(Saved data entries)

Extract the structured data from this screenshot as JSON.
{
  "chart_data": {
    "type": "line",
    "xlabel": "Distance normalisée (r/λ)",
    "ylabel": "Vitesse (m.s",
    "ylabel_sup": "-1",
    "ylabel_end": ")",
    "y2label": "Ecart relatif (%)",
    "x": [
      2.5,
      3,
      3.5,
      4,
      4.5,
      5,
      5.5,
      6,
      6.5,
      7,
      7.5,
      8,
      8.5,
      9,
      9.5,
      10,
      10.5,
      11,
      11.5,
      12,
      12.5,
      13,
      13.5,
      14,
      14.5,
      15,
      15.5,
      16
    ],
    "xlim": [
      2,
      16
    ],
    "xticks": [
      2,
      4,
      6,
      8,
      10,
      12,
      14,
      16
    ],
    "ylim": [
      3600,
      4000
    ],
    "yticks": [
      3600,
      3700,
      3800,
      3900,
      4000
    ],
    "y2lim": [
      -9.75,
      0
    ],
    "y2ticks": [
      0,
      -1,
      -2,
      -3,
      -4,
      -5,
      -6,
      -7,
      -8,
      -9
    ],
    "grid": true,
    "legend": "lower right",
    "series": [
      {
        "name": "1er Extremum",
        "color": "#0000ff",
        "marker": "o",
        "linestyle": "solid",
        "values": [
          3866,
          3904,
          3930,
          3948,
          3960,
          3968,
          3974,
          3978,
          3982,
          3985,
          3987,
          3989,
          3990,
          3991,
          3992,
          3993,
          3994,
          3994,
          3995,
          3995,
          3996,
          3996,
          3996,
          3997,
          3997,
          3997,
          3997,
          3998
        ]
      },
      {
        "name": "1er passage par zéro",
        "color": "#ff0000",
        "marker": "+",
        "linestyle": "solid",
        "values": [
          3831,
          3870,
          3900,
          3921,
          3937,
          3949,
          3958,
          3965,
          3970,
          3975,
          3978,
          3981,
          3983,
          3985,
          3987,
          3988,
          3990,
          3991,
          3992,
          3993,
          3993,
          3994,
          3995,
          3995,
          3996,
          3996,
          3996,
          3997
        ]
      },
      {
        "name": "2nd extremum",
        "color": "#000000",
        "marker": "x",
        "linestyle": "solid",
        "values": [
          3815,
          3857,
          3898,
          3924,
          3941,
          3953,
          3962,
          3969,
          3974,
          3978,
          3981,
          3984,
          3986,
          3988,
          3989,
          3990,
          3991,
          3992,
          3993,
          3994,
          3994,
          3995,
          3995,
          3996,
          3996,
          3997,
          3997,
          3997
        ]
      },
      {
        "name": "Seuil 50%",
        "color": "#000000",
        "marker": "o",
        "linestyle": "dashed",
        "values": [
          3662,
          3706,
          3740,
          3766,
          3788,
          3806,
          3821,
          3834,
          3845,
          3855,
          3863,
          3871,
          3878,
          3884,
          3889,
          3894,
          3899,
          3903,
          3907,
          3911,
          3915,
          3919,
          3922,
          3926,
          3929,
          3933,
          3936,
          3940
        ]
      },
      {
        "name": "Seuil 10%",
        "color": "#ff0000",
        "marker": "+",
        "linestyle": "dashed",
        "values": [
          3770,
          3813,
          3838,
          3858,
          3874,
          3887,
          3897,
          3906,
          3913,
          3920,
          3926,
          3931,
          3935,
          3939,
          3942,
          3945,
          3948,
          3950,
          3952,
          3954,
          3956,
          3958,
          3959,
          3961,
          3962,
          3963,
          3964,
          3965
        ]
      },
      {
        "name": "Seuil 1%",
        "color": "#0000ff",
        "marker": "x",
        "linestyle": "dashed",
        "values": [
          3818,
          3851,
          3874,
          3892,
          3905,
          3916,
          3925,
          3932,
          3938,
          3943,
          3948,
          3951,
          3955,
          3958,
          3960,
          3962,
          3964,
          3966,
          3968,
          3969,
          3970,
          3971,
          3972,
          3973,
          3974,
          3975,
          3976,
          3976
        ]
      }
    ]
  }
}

▸ Do this
From the records given above, copy all lines containing "Seuil".

▸ Task output
        "name": "Seuil 50%",
        "name": "Seuil 10%",
        "name": "Seuil 1%",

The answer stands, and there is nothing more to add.